Directions: All records below must be retyped exactly.

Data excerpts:

━━━━━━━━━━

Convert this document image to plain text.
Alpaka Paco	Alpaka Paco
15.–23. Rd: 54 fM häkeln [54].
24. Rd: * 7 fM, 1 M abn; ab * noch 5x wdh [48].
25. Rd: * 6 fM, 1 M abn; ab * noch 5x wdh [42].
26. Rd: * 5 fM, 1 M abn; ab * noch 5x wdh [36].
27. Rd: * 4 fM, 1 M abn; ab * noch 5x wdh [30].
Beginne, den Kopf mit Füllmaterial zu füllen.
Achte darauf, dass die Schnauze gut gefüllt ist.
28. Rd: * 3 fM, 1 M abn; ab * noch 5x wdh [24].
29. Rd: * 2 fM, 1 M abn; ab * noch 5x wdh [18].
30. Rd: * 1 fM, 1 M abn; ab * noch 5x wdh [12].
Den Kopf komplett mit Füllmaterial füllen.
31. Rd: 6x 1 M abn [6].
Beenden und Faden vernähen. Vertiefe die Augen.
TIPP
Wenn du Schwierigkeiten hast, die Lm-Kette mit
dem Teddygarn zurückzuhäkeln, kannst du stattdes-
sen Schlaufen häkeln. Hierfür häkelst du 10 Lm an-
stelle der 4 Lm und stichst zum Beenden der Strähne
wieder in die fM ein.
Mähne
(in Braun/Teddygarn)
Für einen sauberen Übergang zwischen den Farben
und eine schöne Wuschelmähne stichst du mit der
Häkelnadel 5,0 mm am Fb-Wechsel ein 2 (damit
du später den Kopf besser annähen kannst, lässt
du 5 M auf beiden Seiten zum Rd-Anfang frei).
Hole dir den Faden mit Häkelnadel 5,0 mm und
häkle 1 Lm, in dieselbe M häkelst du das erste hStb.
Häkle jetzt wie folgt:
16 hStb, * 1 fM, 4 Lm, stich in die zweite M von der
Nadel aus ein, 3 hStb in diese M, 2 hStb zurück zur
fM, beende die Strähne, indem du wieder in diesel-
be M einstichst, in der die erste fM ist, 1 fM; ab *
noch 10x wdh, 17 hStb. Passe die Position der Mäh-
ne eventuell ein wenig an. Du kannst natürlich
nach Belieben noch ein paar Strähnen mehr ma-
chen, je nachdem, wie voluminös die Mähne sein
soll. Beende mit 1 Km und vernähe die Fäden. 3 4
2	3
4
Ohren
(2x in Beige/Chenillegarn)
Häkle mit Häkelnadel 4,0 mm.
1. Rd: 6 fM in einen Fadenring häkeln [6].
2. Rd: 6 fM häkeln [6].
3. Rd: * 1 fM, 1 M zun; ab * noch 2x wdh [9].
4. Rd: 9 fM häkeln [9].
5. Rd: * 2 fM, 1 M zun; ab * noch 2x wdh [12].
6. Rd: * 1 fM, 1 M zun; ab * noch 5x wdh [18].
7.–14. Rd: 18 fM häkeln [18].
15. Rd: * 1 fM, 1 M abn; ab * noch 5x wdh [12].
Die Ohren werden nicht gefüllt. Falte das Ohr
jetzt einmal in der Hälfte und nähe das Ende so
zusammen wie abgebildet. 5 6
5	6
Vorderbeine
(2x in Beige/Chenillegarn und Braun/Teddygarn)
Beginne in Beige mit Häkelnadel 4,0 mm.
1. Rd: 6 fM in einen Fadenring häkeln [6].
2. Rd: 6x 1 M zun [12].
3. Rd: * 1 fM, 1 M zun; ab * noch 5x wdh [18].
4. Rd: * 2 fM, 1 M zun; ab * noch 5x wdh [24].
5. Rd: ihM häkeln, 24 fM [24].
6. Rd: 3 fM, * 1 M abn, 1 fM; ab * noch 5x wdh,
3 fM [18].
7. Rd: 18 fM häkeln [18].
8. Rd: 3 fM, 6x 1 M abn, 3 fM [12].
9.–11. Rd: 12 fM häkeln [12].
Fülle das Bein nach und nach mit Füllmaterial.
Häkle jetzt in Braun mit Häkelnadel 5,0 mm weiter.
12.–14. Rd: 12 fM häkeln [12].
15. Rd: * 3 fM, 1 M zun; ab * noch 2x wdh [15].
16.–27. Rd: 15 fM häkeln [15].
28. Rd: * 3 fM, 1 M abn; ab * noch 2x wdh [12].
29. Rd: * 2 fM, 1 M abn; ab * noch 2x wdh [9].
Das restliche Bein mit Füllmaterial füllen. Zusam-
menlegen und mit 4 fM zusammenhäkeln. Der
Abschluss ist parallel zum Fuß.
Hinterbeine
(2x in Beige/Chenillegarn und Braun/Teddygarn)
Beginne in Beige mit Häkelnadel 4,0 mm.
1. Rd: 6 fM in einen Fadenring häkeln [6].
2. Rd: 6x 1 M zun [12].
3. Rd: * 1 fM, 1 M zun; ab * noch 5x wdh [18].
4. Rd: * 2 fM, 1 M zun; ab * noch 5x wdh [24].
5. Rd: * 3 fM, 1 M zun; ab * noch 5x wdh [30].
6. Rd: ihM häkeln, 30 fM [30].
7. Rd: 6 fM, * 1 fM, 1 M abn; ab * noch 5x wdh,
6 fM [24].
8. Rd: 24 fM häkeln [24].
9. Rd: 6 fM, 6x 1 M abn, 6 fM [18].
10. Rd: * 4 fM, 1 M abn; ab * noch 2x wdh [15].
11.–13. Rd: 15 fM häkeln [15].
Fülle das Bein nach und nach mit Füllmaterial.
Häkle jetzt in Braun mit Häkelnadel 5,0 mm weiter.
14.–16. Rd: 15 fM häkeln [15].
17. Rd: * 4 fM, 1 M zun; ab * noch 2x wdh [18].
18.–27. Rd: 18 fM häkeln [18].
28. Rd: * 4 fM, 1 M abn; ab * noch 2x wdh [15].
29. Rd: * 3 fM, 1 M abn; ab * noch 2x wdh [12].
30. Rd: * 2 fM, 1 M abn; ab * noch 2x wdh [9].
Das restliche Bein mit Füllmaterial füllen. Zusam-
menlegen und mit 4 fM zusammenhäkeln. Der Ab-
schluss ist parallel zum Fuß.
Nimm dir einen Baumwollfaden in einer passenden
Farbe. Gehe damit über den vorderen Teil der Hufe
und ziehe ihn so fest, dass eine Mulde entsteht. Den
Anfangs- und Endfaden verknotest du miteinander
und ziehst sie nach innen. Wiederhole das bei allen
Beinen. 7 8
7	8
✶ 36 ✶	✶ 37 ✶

━━━━━━━━━━

Correct output:
Convert this document image to plain text.
Alpaka Paco	Alpaka Paco
15.–23. Rd: 54 fM häkeln [54].
24. Rd: * 7 fM, 1 M abn; ab * noch 5x wdh [48].
25. Rd: * 6 fM, 1 M abn; ab * noch 5x wdh [42].
26. Rd: * 5 fM, 1 M abn; ab * noch 5x wdh [36].
27. Rd: * 4 fM, 1 M abn; ab * noch 5x wdh [30].
Beginne, den Kopf mit Füllmaterial zu füllen.
Achte darauf, dass die Schnauze gut gefüllt ist.
28. Rd: * 3 fM, 1 M abn; ab * noch 5x wdh [24].
29. Rd: * 2 fM, 1 M abn; ab * noch 5x wdh [18].
30. Rd: * 1 fM, 1 M abn; ab * noch 5x wdh [12].
Den Kopf komplett mit Füllmaterial füllen.
31. Rd: 6x 1 M abn [6].
Beenden und Faden vernähen. Vertiefe die Augen.
TIPP
Wenn du Schwierigkeiten hast, die Lm-Kette mit
dem Teddygarn zurückzuhäkeln, kannst du stattdes-
sen Schlaufen häkeln. Hierfür häkelst du 10 Lm an-
stelle der 4 Lm und stichst zum Beenden der Strähne
wieder in die fM ein.
Mähne
(in Braun/Teddygarn)
Für einen sauberen Übergang zwischen den Farben
und eine schöne Wuschelmähne stichst du mit der
Häkelnadel 5,0 mm am Fb-Wechsel ein 2 (damit
du später den Kopf besser annähen kannst, lässt
du 5 M auf beiden Seiten zum Rd-Anfang frei).
Hole dir den Faden mit Häkelnadel 5,0 mm und
häkle 1 Lm, in dieselbe M häkelst du das erste hStb.
Häkle jetzt wie folgt:
16 hStb, * 1 fM, 4 Lm, stich in die zweite M von der
Nadel aus ein, 3 hStb in diese M, 2 hStb zurück zur
fM, beende die Strähne, indem du wieder in diesel-
be M einstichst, in der die erste fM ist, 1 fM; ab *
noch 10x wdh, 17 hStb. Passe die Position der Mäh-
ne eventuell ein wenig an. Du kannst natürlich
nach Belieben noch ein paar Strähnen mehr ma-
chen, je nachdem, wie voluminös die Mähne sein
soll. Beende mit 1 Km und vernähe die Fäden. 3 4
2	3
4
Ohren
(2x in Beige/Chenillegarn)
Häkle mit Häkelnadel 4,0 mm.
1. Rd: 6 fM in einen Fadenring häkeln [6].
2. Rd: 6 fM häkeln [6].
3. Rd: * 1 fM, 1 M zun; ab * noch 2x wdh [9].
4. Rd: 9 fM häkeln [9].
5. Rd: * 2 fM, 1 M zun; ab * noch 2x wdh [12].
6. Rd: * 1 fM, 1 M zun; ab * noch 5x wdh [18].
7.–14. Rd: 18 fM häkeln [18].
15. Rd: * 1 fM, 1 M abn; ab * noch 5x wdh [12].
Die Ohren werden nicht gefüllt. Falte das Ohr
jetzt einmal in der Hälfte und nähe das Ende so
zusammen wie abgebildet. 5 6
5	6
Vorderbeine
(2x in Beige/Chenillegarn und Braun/Teddygarn)
Beginne in Beige mit Häkelnadel 4,0 mm.
1. Rd: 6 fM in einen Fadenring häkeln [6].
2. Rd: 6x 1 M zun [12].
3. Rd: * 1 fM, 1 M zun; ab * noch 5x wdh [18].
4. Rd: * 2 fM, 1 M zun; ab * noch 5x wdh [24].
5. Rd: ihM häkeln, 24 fM [24].
6. Rd: 3 fM, * 1 M abn, 1 fM; ab * noch 5x wdh,
3 fM [18].
7. Rd: 18 fM häkeln [18].
8. Rd: 3 fM, 6x 1 M abn, 3 fM [12].
9.–11. Rd: 12 fM häkeln [12].
Fülle das Bein nach und nach mit Füllmaterial.
Häkle jetzt in Braun mit Häkelnadel 5,0 mm weiter.
12.–14. Rd: 12 fM häkeln [12].
15. Rd: * 3 fM, 1 M zun; ab * noch 2x wdh [15].
16.–27. Rd: 15 fM häkeln [15].
28. Rd: * 3 fM, 1 M abn; ab * noch 2x wdh [12].
29. Rd: * 2 fM, 1 M abn; ab * noch 2x wdh [9].
Das restliche Bein mit Füllmaterial füllen. Zusam-
menlegen und mit 4 fM zusammenhäkeln. Der
Abschluss ist parallel zum Fuß.
Hinterbeine
(2x in Beige/Chenillegarn und Braun/Teddygarn)
Beginne in Beige mit Häkelnadel 4,0 mm.
1. Rd: 6 fM in einen Fadenring häkeln [6].
2. Rd: 6x 1 M zun [12].
3. Rd: * 1 fM, 1 M zun; ab * noch 5x wdh [18].
4. Rd: * 2 fM, 1 M zun; ab * noch 5x wdh [24].
5. Rd: * 3 fM, 1 M zun; ab * noch 5x wdh [30].
6. Rd: ihM häkeln, 30 fM [30].
7. Rd: 6 fM, * 1 fM, 1 M abn; ab * noch 5x wdh,
6 fM [24].
8. Rd: 24 fM häkeln [24].
9. Rd: 6 fM, 6x 1 M abn, 6 fM [18].
10. Rd: * 4 fM, 1 M abn; ab * noch 2x wdh [15].
11.–13. Rd: 15 fM häkeln [15].
Fülle das Bein nach und nach mit Füllmaterial.
Häkle jetzt in Braun mit Häkelnadel 5,0 mm weiter.
14.–16. Rd: 15 fM häkeln [15].
17. Rd: * 4 fM, 1 M zun; ab * noch 2x wdh [18].
18.–27. Rd: 18 fM häkeln [18].
28. Rd: * 4 fM, 1 M abn; ab * noch 2x wdh [15].
29. Rd: * 3 fM, 1 M abn; ab * noch 2x wdh [12].
30. Rd: * 2 fM, 1 M abn; ab * noch 2x wdh [9].
Das restliche Bein mit Füllmaterial füllen. Zusam-
menlegen und mit 4 fM zusammenhäkeln. Der Ab-
schluss ist parallel zum Fuß.
Nimm dir einen Baumwollfaden in einer passenden
Farbe. Gehe damit über den vorderen Teil der Hufe
und ziehe ihn so fest, dass eine Mulde entsteht. Den
Anfangs- und Endfaden verknotest du miteinander
und ziehst sie nach innen. Wiederhole das bei allen
Beinen. 7 8
7	8
✶ 36 ✶	✶ 37 ✶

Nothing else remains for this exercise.